→ **Text passage**
Question

$Iff(x)=\{\begin{array}{l}\text{if ax2+b,b=0,x≤1}\\ \text{if bx2+ax+c,x>1 }\end{array}$ then
$f(x)$ is continuous and differentiable at $x=1$, if

• A. $c=0,a=2b$
• B. $a=b,c\in R$
• C. $a=b,c=0$
• D. $a=b,c\ne 0$

Answer 1

Answer: (A)

→ **Written instruction**
Extend the piecewise-function question on continuity and differentiability at x = 1, picking up after its final line.

→ **Record set**

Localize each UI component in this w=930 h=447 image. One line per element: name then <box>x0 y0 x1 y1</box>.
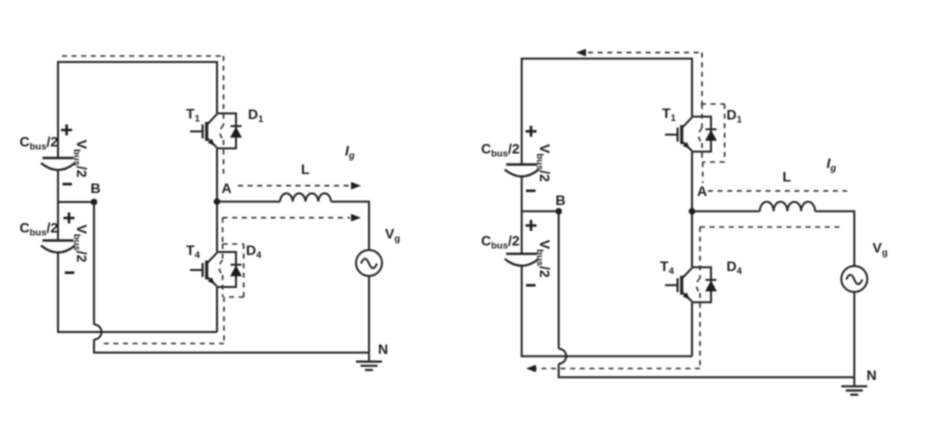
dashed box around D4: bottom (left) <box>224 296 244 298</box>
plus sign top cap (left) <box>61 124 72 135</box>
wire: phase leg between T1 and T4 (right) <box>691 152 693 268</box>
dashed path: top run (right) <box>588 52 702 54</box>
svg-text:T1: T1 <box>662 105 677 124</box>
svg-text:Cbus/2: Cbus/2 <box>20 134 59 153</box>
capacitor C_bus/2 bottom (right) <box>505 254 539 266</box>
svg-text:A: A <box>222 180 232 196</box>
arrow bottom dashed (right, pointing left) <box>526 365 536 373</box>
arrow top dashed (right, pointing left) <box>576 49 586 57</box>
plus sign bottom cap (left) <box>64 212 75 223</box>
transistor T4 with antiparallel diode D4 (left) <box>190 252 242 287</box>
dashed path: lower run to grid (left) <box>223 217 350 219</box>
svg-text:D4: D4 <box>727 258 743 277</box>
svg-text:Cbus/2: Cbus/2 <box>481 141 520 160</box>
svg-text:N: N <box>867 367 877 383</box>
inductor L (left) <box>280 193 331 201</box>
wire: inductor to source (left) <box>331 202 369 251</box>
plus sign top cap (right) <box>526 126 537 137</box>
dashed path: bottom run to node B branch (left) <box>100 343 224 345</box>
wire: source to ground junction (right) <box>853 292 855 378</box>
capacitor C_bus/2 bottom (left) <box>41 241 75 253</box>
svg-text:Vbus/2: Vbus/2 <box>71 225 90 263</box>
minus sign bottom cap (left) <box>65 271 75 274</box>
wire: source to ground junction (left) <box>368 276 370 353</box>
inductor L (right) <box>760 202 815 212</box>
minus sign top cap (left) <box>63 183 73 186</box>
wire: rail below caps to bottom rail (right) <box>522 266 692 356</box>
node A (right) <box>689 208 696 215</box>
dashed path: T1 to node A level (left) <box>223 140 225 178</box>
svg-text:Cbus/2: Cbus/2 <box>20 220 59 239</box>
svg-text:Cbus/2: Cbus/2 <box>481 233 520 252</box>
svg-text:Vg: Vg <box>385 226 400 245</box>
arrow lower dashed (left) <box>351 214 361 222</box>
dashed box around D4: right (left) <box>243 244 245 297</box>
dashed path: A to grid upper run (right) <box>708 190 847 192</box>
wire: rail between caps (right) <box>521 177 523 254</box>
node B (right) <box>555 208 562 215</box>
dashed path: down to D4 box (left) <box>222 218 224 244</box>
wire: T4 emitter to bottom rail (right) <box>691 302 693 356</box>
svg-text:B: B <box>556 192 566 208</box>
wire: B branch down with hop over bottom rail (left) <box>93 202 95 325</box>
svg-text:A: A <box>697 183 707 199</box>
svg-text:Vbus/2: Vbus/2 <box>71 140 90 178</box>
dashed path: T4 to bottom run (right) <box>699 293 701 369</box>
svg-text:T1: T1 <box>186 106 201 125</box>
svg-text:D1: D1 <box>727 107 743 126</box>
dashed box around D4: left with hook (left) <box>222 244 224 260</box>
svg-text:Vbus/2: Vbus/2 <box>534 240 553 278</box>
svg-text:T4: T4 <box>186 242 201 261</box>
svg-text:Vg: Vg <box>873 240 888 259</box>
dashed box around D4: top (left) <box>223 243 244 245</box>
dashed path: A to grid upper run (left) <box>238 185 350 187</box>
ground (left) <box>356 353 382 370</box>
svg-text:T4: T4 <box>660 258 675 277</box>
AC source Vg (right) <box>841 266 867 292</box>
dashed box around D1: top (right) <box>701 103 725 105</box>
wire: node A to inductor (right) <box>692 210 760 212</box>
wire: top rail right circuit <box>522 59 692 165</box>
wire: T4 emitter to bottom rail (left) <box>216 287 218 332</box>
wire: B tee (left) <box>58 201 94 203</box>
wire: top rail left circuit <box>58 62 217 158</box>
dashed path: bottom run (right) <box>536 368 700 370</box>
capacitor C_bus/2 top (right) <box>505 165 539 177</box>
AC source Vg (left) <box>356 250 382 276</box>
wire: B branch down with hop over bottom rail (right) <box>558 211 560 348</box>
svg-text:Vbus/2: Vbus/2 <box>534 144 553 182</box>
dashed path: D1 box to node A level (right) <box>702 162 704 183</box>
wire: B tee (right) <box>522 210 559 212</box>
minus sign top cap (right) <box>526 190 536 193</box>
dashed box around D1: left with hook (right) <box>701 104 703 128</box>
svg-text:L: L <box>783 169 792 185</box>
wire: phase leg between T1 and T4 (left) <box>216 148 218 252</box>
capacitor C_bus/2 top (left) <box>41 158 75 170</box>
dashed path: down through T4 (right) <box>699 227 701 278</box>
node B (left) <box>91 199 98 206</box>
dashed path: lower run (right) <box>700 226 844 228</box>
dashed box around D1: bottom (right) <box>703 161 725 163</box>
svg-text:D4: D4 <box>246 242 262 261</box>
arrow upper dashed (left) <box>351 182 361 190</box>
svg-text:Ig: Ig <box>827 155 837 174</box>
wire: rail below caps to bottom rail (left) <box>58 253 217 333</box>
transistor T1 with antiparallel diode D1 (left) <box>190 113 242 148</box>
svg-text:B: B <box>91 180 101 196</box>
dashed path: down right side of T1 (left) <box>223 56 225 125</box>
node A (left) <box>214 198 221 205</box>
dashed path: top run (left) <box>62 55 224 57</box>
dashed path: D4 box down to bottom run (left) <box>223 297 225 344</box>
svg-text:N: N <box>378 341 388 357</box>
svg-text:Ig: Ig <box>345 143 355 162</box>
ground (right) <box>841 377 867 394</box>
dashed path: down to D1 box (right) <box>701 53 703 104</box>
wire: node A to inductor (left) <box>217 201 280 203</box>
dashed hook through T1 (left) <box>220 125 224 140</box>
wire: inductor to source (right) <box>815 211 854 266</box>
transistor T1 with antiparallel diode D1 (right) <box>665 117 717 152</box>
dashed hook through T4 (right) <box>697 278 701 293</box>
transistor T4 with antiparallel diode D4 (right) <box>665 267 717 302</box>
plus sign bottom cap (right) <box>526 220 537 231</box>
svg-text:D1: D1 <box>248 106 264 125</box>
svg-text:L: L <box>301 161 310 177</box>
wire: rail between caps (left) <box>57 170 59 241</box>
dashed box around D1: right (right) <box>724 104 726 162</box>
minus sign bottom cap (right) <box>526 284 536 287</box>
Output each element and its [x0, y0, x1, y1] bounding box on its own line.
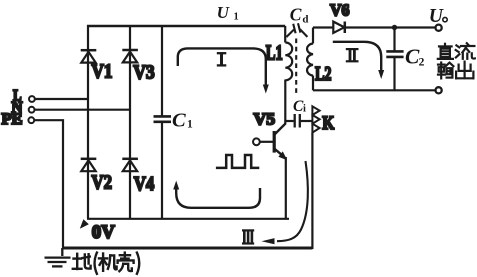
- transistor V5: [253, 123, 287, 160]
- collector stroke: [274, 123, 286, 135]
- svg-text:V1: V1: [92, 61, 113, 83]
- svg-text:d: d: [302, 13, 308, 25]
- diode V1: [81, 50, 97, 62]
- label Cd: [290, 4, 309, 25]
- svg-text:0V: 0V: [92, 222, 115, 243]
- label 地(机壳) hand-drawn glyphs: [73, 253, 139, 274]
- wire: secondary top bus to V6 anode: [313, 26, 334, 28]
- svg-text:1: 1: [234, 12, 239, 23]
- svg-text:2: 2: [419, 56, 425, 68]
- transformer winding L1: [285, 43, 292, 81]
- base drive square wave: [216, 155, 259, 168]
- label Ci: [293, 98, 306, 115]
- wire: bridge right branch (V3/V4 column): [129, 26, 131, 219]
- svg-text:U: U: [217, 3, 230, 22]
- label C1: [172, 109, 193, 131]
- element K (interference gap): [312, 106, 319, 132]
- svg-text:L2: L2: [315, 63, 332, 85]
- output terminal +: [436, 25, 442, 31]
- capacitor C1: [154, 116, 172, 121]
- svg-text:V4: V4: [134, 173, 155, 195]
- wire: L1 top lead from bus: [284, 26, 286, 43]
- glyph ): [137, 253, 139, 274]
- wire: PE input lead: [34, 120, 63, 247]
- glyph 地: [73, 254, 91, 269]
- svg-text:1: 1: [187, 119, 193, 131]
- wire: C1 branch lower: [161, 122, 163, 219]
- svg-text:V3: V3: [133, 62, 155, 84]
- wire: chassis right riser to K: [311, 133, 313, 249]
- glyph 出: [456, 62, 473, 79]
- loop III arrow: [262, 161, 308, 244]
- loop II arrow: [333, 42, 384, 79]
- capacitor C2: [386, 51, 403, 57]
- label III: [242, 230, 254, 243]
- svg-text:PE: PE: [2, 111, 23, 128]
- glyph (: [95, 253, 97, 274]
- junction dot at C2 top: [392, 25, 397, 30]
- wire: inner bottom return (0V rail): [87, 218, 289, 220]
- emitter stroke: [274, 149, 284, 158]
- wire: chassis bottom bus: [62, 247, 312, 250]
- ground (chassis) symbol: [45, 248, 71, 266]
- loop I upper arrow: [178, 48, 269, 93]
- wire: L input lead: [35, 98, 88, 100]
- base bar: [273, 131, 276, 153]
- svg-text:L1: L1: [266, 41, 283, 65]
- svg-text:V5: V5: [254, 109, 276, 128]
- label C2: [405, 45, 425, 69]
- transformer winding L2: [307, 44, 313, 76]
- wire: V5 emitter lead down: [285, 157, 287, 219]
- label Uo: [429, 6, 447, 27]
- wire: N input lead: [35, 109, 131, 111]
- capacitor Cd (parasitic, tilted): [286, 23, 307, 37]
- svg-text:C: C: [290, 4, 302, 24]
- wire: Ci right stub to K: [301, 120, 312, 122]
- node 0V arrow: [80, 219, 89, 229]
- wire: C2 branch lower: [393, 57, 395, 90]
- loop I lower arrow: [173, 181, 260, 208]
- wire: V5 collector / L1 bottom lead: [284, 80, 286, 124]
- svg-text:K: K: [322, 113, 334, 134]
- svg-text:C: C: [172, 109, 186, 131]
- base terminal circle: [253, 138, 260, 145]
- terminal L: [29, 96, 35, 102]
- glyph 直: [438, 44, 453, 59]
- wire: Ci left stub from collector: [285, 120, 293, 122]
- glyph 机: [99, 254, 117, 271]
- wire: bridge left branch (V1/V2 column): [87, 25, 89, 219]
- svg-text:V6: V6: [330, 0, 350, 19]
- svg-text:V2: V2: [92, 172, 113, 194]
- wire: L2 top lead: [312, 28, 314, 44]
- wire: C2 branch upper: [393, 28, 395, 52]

→ **Result of this exercise**
Given, $f(x)=\{\begin{array}{ll}a{x}^2+b,& b\ne 0,x\le 1\\ b{x}^2+ax+c,& x>1\end{array}.$
$\Rightarrow f^{\prime }(x)=\{\begin{array}{ll}2ax,& b\ne 0,x\le 1\\ 2bx+a,& x>1\end{array}$
Since, $f(x)$ is continuous at $x=1$
$\therefore \underset{x\to 1^{-}}{\lim }f(x)=\underset{x\to 1^{+}}{\lim }f(x)$
$\Rightarrow a+b=b+a+c$
$\Rightarrow c=0$
Also, $f(x)$ is differentiable at $x=1$.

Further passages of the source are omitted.